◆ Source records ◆
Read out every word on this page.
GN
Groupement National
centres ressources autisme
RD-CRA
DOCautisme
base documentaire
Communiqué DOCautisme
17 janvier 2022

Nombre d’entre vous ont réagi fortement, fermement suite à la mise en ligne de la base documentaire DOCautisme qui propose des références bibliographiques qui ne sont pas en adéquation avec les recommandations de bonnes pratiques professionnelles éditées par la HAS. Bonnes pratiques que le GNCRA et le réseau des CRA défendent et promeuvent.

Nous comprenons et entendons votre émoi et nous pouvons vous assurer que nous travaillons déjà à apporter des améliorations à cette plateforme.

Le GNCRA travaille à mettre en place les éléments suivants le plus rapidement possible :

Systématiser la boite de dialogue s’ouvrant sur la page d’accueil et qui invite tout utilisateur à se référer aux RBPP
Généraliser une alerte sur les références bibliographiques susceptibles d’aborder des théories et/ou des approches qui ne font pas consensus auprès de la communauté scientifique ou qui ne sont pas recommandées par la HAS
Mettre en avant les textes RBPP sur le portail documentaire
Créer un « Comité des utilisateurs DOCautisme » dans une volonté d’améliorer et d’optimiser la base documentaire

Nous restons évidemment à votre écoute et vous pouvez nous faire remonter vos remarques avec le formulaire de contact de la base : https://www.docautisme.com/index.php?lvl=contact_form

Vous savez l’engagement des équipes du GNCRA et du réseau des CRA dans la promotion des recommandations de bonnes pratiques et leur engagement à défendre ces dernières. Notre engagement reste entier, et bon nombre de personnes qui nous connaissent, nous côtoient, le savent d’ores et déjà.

==

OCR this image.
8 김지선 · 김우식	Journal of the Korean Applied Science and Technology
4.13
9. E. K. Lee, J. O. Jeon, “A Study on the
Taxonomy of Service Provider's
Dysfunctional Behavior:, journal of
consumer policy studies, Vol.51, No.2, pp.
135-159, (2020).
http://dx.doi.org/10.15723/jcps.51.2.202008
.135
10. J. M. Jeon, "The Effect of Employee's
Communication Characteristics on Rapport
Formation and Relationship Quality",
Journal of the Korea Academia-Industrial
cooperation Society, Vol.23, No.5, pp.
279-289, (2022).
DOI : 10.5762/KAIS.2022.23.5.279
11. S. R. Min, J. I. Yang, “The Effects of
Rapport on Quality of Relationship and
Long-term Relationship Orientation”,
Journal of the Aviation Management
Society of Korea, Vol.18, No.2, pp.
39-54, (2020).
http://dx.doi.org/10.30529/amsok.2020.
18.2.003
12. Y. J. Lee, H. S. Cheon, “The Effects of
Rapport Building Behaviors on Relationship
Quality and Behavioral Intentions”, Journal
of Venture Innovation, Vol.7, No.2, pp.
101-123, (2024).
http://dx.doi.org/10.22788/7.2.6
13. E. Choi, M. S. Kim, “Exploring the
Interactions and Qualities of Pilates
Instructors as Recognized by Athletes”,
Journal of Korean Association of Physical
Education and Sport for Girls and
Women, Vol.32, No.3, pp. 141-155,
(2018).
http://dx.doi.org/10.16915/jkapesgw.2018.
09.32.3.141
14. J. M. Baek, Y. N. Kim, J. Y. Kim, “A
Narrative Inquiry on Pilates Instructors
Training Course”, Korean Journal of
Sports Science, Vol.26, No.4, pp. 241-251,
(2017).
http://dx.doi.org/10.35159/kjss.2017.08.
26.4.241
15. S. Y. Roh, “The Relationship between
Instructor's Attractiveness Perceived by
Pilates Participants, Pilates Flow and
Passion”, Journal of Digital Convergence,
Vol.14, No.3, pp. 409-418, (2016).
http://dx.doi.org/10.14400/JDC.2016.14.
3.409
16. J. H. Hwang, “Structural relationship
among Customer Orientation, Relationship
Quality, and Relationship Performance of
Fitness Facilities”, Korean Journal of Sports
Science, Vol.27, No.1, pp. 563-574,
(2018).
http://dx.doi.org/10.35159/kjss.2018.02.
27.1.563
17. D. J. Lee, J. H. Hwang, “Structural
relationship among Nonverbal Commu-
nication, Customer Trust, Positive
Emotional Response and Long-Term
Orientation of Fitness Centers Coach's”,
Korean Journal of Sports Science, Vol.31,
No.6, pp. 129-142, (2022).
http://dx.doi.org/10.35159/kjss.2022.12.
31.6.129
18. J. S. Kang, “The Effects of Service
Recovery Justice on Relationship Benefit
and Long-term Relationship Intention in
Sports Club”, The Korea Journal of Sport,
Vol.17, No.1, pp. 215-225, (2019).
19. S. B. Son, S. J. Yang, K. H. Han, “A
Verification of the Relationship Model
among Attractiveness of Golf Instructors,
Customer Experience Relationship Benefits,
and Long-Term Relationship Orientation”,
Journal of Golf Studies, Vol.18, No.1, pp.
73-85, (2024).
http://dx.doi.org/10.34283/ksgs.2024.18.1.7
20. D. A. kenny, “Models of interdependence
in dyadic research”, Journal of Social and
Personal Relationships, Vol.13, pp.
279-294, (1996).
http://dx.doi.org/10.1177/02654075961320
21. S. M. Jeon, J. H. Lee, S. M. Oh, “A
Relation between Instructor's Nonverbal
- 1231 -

...

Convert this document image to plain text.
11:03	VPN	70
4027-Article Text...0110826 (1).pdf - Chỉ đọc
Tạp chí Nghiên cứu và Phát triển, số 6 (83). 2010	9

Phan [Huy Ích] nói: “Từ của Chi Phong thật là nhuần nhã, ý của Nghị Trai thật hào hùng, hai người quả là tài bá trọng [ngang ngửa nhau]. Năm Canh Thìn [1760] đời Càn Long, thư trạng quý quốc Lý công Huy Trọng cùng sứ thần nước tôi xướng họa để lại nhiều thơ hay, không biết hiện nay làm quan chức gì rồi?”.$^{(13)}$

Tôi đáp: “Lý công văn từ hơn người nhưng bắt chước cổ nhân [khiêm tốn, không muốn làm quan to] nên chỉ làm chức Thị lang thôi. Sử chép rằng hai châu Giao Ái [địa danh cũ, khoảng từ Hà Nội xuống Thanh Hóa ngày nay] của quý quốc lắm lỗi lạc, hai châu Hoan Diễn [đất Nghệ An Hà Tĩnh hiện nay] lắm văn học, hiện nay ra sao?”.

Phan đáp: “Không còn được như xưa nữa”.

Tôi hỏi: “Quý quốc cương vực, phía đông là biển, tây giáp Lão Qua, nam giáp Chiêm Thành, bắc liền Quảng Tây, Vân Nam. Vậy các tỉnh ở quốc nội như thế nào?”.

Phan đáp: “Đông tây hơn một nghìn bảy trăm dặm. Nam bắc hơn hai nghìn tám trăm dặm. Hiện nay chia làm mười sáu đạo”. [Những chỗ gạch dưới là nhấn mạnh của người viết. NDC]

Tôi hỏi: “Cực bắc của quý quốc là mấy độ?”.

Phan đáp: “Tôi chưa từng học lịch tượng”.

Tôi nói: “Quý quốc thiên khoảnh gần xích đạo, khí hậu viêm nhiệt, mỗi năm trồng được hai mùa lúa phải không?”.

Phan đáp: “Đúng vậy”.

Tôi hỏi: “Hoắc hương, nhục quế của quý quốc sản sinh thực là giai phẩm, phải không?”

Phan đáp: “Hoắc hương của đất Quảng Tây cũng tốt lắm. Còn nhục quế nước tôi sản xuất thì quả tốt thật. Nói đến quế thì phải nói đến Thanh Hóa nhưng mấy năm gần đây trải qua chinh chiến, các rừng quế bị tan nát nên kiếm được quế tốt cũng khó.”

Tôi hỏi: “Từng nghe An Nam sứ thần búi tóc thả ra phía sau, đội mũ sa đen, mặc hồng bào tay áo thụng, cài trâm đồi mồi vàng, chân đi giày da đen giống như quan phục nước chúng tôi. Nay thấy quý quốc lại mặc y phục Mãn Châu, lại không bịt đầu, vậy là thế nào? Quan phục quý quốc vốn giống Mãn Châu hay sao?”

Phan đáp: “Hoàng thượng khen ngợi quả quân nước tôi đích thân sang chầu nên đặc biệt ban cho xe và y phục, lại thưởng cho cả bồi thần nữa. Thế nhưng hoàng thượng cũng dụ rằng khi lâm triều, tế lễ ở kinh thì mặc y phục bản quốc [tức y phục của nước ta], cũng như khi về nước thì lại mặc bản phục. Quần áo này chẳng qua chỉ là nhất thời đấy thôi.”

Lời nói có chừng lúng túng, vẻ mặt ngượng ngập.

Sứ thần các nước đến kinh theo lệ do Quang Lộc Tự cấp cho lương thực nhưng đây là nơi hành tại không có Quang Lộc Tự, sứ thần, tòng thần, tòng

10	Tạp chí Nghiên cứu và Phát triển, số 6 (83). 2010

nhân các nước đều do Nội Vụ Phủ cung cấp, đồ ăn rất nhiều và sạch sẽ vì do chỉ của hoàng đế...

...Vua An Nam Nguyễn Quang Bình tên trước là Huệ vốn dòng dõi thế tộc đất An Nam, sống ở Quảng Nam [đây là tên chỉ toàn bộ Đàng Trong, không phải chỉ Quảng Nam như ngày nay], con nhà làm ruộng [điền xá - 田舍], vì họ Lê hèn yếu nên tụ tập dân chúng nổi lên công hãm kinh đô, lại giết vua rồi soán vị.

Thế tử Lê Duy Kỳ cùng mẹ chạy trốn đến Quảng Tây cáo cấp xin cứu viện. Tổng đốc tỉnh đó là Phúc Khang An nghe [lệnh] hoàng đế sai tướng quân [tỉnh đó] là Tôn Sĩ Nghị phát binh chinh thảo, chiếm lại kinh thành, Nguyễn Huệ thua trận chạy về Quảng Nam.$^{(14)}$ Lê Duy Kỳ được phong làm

◆ Job ◆
Show all lines from the records above where the word "tỉnh" occurs.

◆ Answer to the problem ◆
Tôi hỏi: “Quý quốc cương vực, phía đông là biển, tây giáp Lão Qua, nam giáp Chiêm Thành, bắc liền Quảng Tây, Vân Nam. Vậy các tỉnh ở quốc nội như thế nào?”.
Thế tử Lê Duy Kỳ cùng mẹ chạy trốn đến Quảng Tây cáo cấp xin cứu viện. Tổng đốc tỉnh đó là Phúc Khang An nghe [lệnh] hoàng đế sai tướng quân [tỉnh đó] là Tôn Sĩ Nghị phát binh chinh thảo, chiếm lại kinh thành, Nguyễn Huệ thua trận chạy về Quảng Nam.$^{(14)}$ Lê Duy Kỳ được phong làm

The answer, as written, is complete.